EXERCISE GOAL. Print every entry exactly as written.

GIVEN RECORDS.

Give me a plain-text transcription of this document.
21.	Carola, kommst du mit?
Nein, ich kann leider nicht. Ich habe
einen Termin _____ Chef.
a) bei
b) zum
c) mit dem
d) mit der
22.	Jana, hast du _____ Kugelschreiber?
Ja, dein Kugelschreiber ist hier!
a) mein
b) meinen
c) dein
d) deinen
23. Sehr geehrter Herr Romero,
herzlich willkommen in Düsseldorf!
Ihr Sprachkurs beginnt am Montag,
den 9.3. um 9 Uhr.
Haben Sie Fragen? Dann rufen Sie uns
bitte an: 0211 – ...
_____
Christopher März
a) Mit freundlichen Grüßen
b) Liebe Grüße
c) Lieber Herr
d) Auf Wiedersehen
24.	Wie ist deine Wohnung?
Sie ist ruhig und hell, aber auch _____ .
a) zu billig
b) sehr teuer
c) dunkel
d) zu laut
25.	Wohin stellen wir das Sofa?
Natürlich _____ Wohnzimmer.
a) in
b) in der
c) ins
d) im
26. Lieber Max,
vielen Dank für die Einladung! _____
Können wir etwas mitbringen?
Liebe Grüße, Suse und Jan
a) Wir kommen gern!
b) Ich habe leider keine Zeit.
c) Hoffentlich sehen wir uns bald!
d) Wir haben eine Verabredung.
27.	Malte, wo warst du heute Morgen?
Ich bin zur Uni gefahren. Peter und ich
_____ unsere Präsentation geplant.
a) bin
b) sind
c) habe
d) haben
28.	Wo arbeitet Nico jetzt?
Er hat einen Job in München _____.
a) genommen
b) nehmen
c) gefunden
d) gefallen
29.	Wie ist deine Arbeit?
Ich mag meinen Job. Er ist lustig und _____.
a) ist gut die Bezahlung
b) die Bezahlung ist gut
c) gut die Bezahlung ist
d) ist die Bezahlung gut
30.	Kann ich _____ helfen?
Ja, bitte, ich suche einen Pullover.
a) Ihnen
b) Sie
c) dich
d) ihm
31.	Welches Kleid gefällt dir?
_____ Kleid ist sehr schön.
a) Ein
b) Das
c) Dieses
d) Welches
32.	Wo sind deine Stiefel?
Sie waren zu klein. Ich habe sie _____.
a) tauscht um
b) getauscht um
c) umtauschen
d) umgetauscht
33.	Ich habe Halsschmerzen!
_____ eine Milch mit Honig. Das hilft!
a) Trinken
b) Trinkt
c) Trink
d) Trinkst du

ANSWER SECTION.
Give me a plain-text transcription of this document.
21.	Carola, kommst du mit?
Nein, ich kann leider nicht. Ich habe
einen Termin _____ Chef.
a) bei
b) zum
c) mit dem
d) mit der
22.	Jana, hast du _____ Kugelschreiber?
Ja, dein Kugelschreiber ist hier!
a) mein
b) meinen
c) dein
d) deinen
23. Sehr geehrter Herr Romero,
herzlich willkommen in Düsseldorf!
Ihr Sprachkurs beginnt am Montag,
den 9.3. um 9 Uhr.
Haben Sie Fragen? Dann rufen Sie uns
bitte an: 0211 – ...
_____
Christopher März
a) Mit freundlichen Grüßen
b) Liebe Grüße
c) Lieber Herr
d) Auf Wiedersehen
24.	Wie ist deine Wohnung?
Sie ist ruhig und hell, aber auch _____ .
a) zu billig
b) sehr teuer
c) dunkel
d) zu laut
25.	Wohin stellen wir das Sofa?
Natürlich _____ Wohnzimmer.
a) in
b) in der
c) ins
d) im
26. Lieber Max,
vielen Dank für die Einladung! _____
Können wir etwas mitbringen?
Liebe Grüße, Suse und Jan
a) Wir kommen gern!
b) Ich habe leider keine Zeit.
c) Hoffentlich sehen wir uns bald!
d) Wir haben eine Verabredung.
27.	Malte, wo warst du heute Morgen?
Ich bin zur Uni gefahren. Peter und ich
_____ unsere Präsentation geplant.
a) bin
b) sind
c) habe
d) haben
28.	Wo arbeitet Nico jetzt?
Er hat einen Job in München _____.
a) genommen
b) nehmen
c) gefunden
d) gefallen
29.	Wie ist deine Arbeit?
Ich mag meinen Job. Er ist lustig und _____.
a) ist gut die Bezahlung
b) die Bezahlung ist gut
c) gut die Bezahlung ist
d) ist die Bezahlung gut
30.	Kann ich _____ helfen?
Ja, bitte, ich suche einen Pullover.
a) Ihnen
b) Sie
c) dich
d) ihm
31.	Welches Kleid gefällt dir?
_____ Kleid ist sehr schön.
a) Ein
b) Das
c) Dieses
d) Welches
32.	Wo sind deine Stiefel?
Sie waren zu klein. Ich habe sie _____.
a) tauscht um
b) getauscht um
c) umtauschen
d) umgetauscht
33.	Ich habe Halsschmerzen!
_____ eine Milch mit Honig. Das hilft!
a) Trinken
b) Trinkt
c) Trink
d) Trinkst du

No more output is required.